→ Text shown:
Jai Akash, also known as Akash, is an Indian actor and director who works in Tamil, Telugu and Kannada films and television. He is known for the film Anandam (2001).

==Career==
Jai Sathish, of Sri Lankan Tamil origin settled in London, sent his modelling photographs to the "Star Search" service run by Suhasini's entertainment portal website TamilTalkies.com during the late 1990s. K. Balachander used the 'Star Search' platform when casting a new actor to portray the second hero role in Rojavanam (1999) and selected him to be in the film under the stage name of Akash.

Akash's first Telugu film, Anandam, directed by Sreenu Vaitla and produced by Ramoji Rao, was a Silver Jubilee film for which Akash won many awards for his excellent natural acting. He became an overnight sensation who gained renowned attention from many top producers and directors. However, Akash elected to select projects with new directors, but most of these projects were produced by struggling producers. He acted in several Telugu films including the unreleased June July opposite Sadha, Pilisthe Palukutha opposite Shamitha Shetty, directed by Kodi Ramakrishna, the songs of which composed by M. M. Keeravani became a hit, especially the song "Manasa Ottu Maatadothu". His film Idemi Oorura Babu was also not released.

He returned to Tamil as a lead with the film Inidhu Inidhu Kadhal Inidhu (2003), a remake of Anandam, opposite Neha, which was again produced by Ramoji Rao. He was credited as Jai Akash due to the presence of Aravind Akash, an actor with a similar name. In 2004, he teamed up with Sreenu Vaitla again in Anandamanandamaye.

He also starred in six Tamil films between 2004 and 2005; Ramakrishna, Kicha Vayasu 16, Gurudeva, Sevvel, Amudhae and Kaatrullavarai. The Tamil films he acted as hero were with top Tamil directors, such as Agathiyan and Ezhil, but those films didn't get proper release.

→ Provided material:
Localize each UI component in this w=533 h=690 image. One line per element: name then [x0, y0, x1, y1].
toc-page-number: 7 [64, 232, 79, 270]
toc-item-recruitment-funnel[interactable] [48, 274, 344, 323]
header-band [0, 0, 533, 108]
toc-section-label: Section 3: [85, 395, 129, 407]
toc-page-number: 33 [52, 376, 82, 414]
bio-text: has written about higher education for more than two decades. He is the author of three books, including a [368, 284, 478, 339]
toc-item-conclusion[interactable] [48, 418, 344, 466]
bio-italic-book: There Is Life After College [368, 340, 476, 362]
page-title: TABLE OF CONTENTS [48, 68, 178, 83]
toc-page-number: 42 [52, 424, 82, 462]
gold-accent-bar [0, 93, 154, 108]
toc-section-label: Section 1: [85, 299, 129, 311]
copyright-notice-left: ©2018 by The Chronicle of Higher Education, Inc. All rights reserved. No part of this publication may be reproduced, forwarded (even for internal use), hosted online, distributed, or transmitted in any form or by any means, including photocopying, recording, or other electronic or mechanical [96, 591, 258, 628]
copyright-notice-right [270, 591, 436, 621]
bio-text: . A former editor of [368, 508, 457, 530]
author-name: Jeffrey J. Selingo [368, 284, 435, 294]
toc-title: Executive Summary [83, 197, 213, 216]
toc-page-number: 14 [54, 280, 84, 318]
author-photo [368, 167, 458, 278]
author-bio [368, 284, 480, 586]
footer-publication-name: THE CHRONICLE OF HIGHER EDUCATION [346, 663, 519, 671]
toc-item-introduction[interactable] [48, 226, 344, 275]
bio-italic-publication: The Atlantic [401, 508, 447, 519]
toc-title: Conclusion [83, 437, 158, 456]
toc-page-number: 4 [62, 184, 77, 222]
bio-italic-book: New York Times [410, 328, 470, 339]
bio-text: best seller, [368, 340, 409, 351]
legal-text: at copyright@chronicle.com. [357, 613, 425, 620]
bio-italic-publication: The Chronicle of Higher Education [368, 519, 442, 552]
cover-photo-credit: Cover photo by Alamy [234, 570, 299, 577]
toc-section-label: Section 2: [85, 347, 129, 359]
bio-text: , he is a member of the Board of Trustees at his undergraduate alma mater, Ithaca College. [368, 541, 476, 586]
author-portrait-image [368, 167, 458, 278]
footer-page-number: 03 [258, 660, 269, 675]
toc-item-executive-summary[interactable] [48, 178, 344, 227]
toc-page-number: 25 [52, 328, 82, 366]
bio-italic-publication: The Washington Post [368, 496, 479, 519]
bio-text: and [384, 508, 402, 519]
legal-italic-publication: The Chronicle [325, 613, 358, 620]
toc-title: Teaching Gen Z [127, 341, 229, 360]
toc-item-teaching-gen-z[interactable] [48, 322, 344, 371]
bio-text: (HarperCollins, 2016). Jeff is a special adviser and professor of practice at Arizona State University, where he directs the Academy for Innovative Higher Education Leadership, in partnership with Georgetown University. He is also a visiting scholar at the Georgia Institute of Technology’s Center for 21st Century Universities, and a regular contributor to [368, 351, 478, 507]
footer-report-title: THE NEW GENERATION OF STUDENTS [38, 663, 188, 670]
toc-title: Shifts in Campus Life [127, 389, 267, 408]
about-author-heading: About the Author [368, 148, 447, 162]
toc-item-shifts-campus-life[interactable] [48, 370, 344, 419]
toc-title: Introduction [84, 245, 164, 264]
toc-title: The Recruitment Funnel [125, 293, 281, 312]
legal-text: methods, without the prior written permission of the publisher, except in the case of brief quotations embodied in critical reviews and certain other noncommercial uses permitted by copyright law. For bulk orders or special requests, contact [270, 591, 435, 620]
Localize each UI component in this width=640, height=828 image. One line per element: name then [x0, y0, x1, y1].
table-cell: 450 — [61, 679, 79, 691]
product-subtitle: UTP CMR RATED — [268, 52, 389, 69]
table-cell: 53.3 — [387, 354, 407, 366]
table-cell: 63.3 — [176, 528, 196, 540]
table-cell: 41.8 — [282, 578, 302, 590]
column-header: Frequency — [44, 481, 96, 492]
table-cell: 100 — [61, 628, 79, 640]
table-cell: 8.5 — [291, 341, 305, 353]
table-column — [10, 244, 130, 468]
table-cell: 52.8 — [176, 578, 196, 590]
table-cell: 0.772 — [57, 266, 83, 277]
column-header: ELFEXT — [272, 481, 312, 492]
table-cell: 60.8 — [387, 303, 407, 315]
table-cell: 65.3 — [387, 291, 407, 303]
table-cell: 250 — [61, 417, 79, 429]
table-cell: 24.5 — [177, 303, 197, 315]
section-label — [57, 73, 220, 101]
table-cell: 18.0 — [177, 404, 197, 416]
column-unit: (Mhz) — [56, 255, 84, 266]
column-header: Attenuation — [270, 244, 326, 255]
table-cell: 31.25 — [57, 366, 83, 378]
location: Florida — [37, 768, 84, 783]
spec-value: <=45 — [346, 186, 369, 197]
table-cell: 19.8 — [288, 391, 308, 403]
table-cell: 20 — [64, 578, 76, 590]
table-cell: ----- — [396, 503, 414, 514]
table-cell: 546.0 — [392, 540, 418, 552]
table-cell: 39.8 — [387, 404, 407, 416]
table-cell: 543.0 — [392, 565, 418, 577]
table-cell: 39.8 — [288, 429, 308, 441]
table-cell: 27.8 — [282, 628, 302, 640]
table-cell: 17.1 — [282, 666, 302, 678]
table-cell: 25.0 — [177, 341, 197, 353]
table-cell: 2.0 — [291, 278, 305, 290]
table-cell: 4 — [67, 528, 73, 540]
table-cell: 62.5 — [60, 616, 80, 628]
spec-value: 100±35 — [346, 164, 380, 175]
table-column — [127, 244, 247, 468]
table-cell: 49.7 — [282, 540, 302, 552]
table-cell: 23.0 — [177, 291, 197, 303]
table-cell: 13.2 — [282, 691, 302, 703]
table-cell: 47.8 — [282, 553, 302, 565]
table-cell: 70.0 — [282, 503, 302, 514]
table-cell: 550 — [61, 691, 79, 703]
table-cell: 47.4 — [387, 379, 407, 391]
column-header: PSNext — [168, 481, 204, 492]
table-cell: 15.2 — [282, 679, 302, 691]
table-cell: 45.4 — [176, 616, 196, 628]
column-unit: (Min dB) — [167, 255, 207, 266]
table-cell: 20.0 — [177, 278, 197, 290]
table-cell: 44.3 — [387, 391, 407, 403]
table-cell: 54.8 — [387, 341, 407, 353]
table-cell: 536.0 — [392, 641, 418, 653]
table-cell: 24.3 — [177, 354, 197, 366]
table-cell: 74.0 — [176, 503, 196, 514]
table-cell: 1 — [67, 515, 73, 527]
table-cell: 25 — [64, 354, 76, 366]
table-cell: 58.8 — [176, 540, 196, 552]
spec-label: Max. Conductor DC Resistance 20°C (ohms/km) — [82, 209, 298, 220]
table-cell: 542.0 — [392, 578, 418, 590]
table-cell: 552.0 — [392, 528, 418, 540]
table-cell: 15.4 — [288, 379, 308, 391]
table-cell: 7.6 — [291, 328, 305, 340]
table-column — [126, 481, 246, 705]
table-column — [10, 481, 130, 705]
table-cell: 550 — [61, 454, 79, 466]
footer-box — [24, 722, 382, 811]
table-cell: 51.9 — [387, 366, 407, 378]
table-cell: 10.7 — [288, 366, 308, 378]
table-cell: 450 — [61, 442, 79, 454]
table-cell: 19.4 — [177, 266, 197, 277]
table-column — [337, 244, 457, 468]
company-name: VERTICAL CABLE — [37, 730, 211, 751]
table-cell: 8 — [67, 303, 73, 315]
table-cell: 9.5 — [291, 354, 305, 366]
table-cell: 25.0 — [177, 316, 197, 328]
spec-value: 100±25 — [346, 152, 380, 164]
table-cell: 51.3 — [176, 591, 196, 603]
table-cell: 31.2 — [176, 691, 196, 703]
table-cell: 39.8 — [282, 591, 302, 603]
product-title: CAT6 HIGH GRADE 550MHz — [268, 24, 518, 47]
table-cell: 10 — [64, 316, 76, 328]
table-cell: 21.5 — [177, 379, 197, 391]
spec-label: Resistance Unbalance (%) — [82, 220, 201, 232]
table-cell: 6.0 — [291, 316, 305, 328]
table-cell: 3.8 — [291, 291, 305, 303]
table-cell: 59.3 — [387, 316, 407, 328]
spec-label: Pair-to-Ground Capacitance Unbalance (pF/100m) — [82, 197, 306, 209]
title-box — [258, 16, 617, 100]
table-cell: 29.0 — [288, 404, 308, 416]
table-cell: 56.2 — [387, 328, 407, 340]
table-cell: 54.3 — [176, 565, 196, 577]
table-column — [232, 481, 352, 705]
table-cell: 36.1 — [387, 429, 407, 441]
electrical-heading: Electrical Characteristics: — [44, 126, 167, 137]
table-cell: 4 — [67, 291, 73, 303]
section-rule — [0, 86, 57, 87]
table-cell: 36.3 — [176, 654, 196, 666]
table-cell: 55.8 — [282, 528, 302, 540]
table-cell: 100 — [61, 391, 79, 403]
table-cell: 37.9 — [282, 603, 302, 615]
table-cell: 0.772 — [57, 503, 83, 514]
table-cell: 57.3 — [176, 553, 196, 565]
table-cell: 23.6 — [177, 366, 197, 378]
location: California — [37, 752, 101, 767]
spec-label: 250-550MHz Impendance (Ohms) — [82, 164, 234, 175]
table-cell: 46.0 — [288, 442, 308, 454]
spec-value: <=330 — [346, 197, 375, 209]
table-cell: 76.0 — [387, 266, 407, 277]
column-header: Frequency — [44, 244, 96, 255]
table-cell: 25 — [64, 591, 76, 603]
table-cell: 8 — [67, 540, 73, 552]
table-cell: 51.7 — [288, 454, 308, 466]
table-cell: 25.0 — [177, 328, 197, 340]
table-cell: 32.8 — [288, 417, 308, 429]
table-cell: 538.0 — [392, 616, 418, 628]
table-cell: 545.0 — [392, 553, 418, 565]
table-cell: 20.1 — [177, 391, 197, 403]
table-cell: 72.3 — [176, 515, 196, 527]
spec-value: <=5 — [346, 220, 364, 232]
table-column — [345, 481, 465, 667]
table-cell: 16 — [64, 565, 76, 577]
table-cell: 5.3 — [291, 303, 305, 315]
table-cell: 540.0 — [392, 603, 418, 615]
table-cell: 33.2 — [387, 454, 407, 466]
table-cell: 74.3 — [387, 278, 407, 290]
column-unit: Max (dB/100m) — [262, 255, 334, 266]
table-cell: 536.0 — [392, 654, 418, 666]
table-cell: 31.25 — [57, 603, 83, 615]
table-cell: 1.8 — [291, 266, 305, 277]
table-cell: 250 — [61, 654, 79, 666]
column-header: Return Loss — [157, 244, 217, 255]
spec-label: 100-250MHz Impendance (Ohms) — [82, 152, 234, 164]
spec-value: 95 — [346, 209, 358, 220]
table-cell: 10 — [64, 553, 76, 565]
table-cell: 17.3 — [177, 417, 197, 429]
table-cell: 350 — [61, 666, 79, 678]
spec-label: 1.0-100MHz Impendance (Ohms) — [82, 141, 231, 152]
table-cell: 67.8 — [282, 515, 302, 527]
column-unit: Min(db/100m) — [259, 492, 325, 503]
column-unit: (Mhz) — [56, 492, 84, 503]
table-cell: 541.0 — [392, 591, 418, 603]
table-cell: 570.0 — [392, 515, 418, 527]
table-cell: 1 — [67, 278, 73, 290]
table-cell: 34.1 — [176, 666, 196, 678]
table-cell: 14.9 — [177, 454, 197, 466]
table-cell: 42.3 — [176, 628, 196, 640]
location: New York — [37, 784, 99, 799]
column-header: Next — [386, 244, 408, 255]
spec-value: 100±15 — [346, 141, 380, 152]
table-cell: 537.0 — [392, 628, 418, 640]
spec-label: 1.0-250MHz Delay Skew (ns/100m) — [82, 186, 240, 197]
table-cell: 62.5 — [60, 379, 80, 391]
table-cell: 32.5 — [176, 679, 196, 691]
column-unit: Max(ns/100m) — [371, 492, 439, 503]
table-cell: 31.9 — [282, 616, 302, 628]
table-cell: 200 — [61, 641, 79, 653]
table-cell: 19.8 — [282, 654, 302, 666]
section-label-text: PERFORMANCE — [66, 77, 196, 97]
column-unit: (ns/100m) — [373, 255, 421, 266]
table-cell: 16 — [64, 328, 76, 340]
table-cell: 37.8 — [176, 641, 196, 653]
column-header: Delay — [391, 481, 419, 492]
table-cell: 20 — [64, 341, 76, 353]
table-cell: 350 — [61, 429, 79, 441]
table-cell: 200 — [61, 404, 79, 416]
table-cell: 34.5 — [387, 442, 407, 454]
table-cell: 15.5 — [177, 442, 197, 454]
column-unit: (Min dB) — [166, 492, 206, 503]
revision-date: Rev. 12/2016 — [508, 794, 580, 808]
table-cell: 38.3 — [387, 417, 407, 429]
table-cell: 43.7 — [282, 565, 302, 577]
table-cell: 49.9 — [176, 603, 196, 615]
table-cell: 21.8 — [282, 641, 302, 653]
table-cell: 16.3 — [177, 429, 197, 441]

→ About this exercise:
According to the passage about Jai Akash, who directed his first Telugu film, Anandam? Rely solely on the passage about Jai Akash, not on the rows.

→ Expected answer:
Sreenu Vaitla